---- INFORMATION SHOWN
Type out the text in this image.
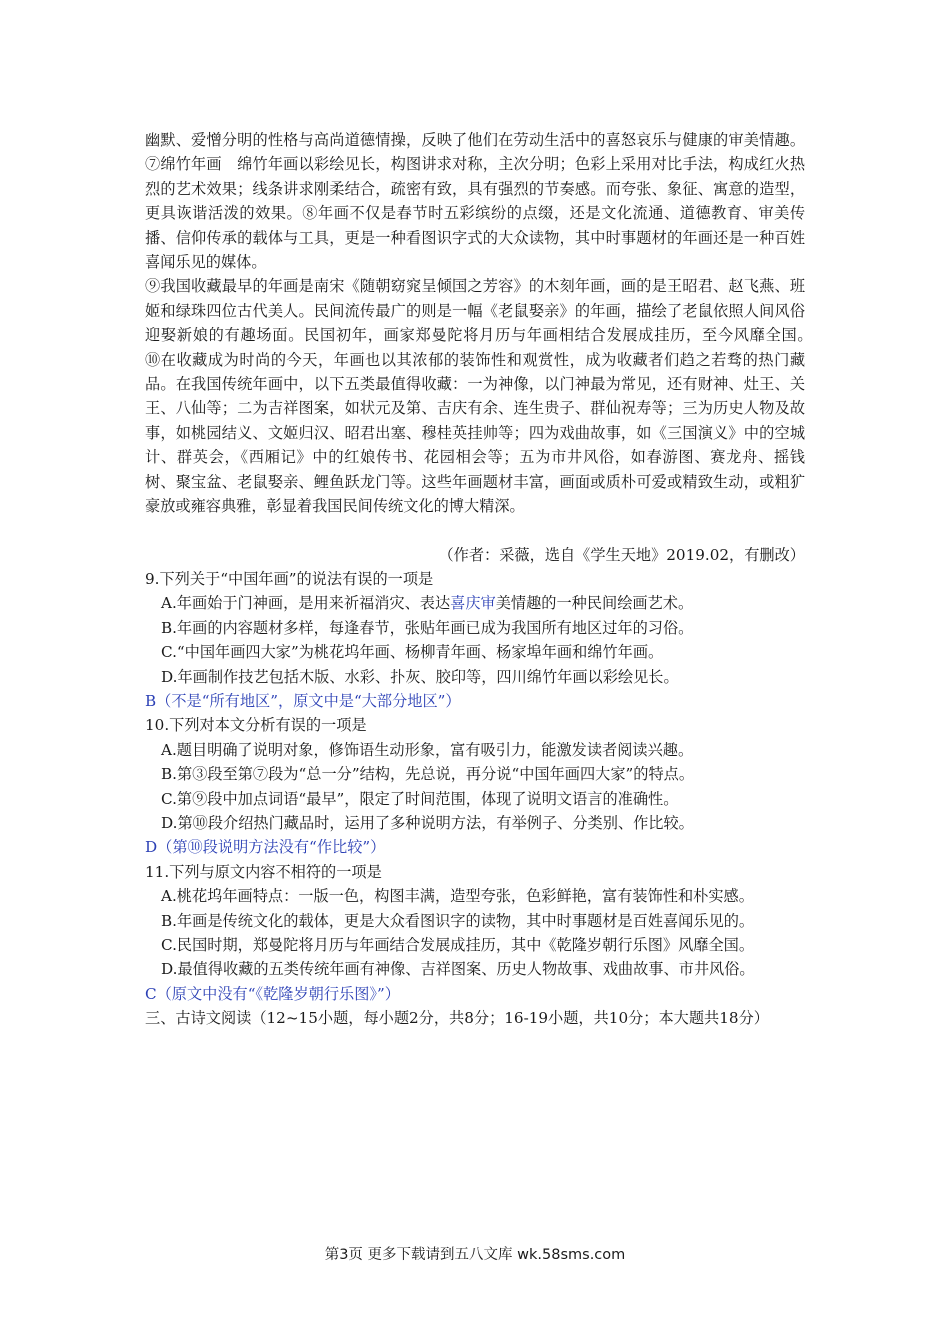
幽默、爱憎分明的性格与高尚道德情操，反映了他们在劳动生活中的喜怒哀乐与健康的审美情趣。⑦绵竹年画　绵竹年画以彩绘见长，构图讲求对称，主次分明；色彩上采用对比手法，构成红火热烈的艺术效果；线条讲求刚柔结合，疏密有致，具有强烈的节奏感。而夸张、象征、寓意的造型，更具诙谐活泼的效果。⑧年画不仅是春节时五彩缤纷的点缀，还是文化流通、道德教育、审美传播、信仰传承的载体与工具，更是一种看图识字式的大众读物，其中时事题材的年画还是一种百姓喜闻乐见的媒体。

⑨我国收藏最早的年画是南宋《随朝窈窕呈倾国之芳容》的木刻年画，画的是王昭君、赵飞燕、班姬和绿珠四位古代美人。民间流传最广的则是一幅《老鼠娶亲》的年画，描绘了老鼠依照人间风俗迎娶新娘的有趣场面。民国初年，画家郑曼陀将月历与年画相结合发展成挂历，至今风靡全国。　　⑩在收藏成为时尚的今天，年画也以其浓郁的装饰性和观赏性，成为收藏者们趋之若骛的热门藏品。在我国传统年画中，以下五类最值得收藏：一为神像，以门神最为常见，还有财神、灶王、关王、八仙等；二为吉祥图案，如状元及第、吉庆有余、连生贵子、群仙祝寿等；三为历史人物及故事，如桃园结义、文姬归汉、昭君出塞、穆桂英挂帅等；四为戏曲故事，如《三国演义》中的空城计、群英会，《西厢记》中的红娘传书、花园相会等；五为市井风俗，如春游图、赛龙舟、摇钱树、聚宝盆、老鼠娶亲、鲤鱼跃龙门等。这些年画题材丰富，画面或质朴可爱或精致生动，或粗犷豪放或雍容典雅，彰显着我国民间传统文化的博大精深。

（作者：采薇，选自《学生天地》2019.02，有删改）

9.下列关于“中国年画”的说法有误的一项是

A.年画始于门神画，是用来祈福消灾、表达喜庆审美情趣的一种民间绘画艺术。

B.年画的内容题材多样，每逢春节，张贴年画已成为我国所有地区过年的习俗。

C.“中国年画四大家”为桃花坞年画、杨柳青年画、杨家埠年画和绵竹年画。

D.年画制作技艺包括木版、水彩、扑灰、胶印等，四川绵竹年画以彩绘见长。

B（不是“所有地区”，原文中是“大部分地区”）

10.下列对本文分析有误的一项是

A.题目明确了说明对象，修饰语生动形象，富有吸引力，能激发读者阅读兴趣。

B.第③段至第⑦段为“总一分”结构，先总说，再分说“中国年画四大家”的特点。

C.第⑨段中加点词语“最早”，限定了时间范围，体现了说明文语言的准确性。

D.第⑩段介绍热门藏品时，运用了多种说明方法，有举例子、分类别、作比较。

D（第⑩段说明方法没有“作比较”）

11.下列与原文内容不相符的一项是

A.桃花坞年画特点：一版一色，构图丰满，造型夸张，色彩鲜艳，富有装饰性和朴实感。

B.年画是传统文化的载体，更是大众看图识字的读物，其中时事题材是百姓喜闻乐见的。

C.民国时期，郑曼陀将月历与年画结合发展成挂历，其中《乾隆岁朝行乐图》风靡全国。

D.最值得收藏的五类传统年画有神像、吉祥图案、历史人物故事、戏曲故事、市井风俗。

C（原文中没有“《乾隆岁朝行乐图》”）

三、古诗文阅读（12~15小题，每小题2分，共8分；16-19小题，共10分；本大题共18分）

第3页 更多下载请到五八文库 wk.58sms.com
--------
---- INFORMATION SHOWN
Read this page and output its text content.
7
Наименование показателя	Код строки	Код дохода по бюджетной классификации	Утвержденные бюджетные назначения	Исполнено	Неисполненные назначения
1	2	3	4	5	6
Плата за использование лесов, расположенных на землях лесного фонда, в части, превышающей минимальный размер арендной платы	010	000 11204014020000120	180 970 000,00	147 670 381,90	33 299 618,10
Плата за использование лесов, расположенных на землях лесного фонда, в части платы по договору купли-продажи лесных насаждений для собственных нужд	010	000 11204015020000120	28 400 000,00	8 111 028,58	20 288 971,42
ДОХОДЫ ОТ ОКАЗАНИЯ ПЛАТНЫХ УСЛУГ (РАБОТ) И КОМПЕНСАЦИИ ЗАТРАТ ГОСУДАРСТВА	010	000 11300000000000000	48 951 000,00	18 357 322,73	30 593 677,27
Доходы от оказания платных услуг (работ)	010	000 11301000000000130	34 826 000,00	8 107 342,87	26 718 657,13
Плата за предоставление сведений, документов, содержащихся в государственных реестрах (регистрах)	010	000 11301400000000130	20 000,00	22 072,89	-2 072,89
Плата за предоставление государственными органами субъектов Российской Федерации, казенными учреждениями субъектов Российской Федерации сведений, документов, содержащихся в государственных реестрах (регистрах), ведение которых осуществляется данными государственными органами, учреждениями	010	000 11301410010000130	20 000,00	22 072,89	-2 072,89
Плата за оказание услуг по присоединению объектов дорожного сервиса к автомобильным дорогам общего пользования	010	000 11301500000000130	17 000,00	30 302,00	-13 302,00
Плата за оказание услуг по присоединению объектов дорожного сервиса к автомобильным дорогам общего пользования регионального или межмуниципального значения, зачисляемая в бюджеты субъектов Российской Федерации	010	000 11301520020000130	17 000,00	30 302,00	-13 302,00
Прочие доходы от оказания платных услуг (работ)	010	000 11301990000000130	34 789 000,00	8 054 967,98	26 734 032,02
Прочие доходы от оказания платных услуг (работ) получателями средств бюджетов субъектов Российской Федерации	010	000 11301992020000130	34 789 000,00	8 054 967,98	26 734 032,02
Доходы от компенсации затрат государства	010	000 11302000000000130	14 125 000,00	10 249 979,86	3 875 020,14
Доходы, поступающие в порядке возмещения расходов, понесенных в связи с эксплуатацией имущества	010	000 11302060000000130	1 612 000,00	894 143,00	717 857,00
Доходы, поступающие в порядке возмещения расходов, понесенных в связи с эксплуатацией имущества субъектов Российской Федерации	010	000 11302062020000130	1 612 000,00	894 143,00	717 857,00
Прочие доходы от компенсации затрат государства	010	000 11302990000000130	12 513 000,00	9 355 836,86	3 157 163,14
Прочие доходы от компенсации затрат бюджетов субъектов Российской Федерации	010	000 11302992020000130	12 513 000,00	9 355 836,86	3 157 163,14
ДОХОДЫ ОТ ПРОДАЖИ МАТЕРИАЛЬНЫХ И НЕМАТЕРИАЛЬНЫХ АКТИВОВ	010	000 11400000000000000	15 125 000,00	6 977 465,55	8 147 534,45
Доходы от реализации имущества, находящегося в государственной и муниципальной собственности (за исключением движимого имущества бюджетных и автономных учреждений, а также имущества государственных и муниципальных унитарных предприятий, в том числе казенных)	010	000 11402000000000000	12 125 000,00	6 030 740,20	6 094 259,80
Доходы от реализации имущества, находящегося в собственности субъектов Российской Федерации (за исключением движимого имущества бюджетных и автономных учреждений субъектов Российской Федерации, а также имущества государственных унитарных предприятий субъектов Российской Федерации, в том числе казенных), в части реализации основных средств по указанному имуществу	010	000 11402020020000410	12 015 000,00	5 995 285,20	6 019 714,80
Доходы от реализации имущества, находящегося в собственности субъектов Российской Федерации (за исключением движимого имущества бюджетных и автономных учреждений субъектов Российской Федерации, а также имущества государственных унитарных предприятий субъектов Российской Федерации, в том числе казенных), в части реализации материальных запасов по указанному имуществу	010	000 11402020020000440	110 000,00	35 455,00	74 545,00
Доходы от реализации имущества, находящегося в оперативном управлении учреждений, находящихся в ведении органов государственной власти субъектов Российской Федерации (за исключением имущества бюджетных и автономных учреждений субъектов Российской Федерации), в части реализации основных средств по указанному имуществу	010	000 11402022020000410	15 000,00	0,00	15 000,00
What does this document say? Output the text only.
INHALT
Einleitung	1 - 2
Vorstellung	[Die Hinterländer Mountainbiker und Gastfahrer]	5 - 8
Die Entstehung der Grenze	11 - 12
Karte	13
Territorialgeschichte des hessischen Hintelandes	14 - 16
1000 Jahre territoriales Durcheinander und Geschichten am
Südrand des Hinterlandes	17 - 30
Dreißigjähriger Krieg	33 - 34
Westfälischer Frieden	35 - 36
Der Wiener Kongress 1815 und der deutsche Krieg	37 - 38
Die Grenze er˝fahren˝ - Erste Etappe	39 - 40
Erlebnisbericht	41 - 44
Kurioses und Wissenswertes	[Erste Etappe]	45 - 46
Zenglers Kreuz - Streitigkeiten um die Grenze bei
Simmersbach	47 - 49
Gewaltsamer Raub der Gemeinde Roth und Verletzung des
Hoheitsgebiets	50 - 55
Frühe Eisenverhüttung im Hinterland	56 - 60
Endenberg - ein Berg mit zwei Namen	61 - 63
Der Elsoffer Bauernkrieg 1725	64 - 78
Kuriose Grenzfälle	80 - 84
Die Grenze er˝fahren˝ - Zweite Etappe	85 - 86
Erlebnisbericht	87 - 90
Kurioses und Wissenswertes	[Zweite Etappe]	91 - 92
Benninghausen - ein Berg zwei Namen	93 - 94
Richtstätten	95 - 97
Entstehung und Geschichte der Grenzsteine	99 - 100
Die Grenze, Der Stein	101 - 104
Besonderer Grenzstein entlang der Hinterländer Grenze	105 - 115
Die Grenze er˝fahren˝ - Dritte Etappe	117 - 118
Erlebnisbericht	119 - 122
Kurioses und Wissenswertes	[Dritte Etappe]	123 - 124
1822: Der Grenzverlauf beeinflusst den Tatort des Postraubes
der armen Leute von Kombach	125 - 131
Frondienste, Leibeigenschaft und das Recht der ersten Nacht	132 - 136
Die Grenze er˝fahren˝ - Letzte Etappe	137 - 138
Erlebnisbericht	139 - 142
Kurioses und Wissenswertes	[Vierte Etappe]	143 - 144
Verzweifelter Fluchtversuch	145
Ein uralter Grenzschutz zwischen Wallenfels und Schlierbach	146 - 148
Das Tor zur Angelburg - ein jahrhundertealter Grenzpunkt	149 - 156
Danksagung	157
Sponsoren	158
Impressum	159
--------
* [INSTRUCTIONS TO FOLLOW]
Figure out how many lines of the data above include "автомобильным", then give the number and nothing more.

* [SOLUTION TO THIS PROBLEM]
2